Work to be completed
Pick out and copy every line below that has the word "JSON".

Provided information

"""

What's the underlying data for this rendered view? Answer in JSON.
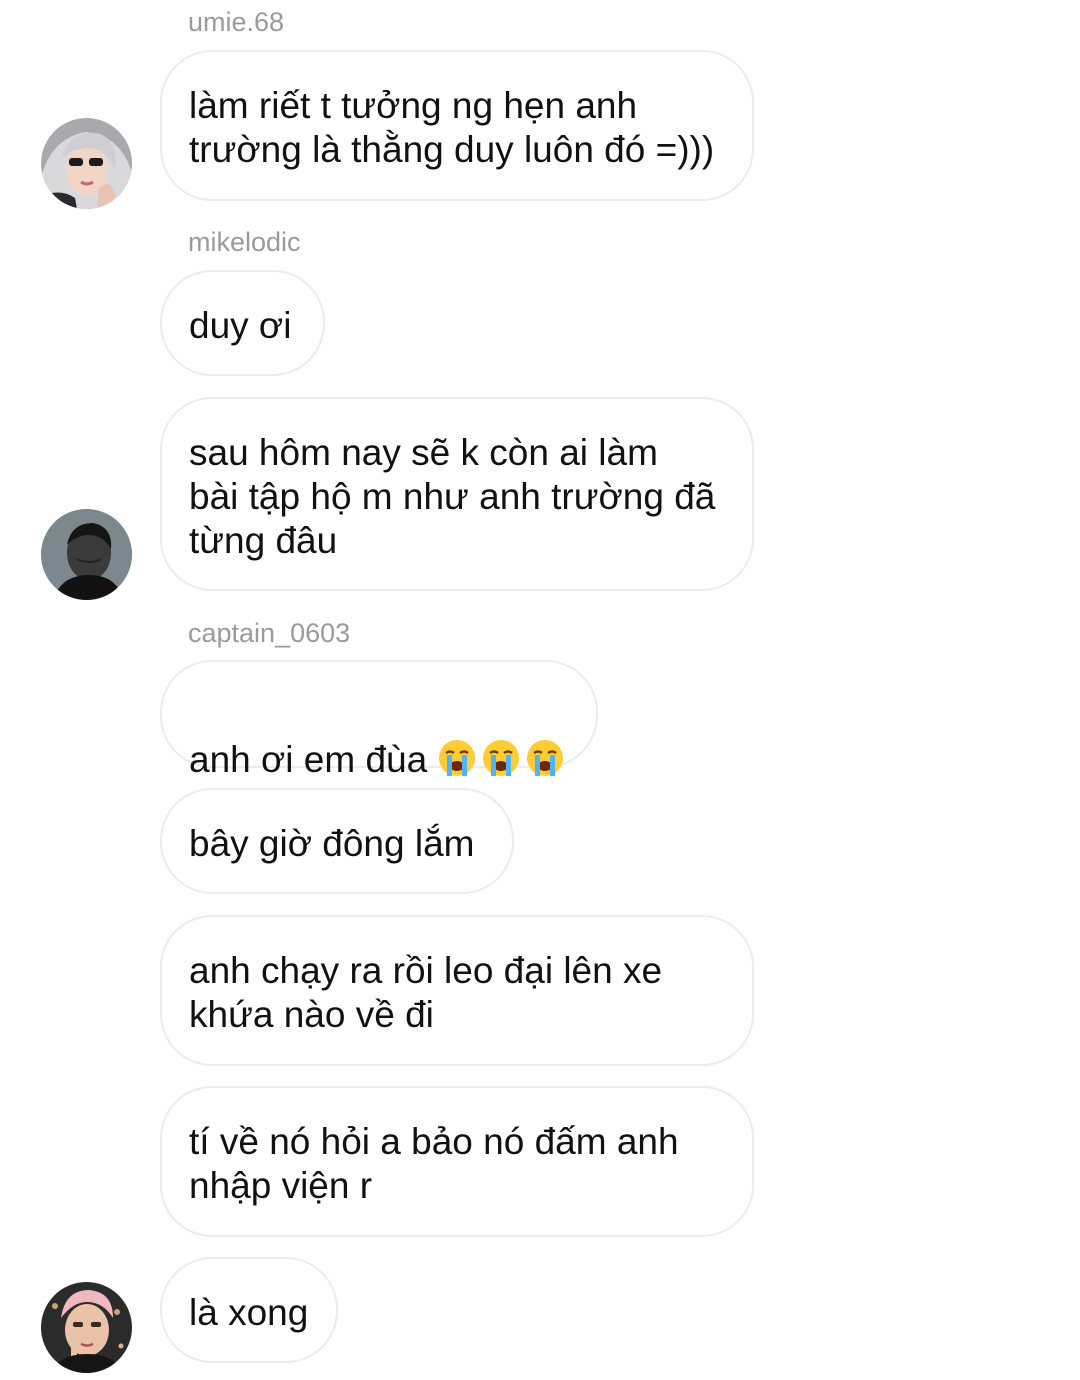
{
  "conversation": {
    "senders": {
      "umie": "umie.68",
      "mikelodic": "mikelodic",
      "captain": "captain_0603"
    },
    "messages": [
      "làm riết t tưởng ng hẹn anh\ntrường là thằng duy luôn đó =)))",
      "duy ơi",
      "sau hôm nay sẽ k còn ai làm\nbài tập hộ m như anh trường đã\ntừng đâu",
      "anh ơi em đùa",
      "bây giờ đông lắm",
      "anh chạy ra rồi leo đại lên xe\nkhứa nào về đi",
      "tí về nó hỏi a bảo nó đấm anh\nnhập viện r",
      "là xong"
    ],
    "emoji": [
      "loudly-crying-face",
      "loudly-crying-face",
      "loudly-crying-face"
    ],
    "colors": {
      "bubble_border": "#ececec",
      "sender_name": "#9a9a9a",
      "text": "#111111",
      "emoji_face": "#ffcc33",
      "emoji_tears": "#4fb3ff"
    }
  }
}
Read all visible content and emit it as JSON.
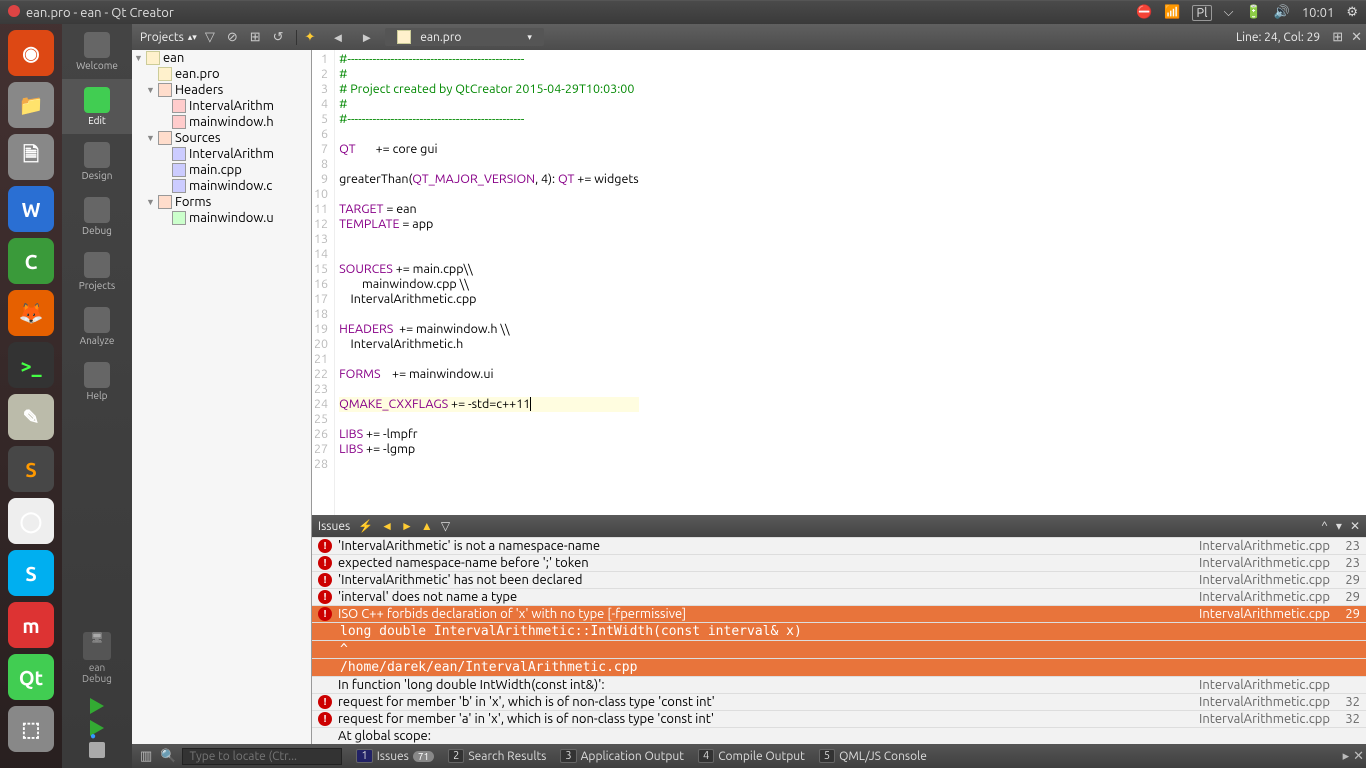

"""

Response
What's the underlying data for this rendered view? Answer in JSON.
Read all visible content and emit it as JSON.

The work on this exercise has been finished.